Exercise aim:
Extract each line containing the string "this".

Supplied information:
>> Start

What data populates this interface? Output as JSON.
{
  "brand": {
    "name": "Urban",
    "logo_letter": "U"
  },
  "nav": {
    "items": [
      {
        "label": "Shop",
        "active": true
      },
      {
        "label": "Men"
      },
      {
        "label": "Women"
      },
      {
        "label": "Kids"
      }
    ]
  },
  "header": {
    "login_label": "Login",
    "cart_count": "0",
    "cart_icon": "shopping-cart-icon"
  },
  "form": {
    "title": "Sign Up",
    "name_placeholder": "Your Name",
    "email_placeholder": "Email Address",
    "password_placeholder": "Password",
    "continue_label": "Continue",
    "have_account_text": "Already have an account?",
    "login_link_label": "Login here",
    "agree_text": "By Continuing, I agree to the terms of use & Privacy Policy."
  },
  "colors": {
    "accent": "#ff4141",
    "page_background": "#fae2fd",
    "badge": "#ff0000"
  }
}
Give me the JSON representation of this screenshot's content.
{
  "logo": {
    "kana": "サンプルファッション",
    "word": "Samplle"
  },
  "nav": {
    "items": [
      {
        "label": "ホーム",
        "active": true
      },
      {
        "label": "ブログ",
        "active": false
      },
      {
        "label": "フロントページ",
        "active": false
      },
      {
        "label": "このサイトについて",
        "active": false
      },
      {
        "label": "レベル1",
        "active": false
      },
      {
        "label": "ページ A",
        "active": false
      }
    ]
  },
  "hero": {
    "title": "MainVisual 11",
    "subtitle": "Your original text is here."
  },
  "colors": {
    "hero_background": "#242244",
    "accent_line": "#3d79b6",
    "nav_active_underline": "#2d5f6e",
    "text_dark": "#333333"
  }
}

>> End

Full answer:
What data populates this interface? Output as JSON.
Give me the JSON representation of this screenshot's content.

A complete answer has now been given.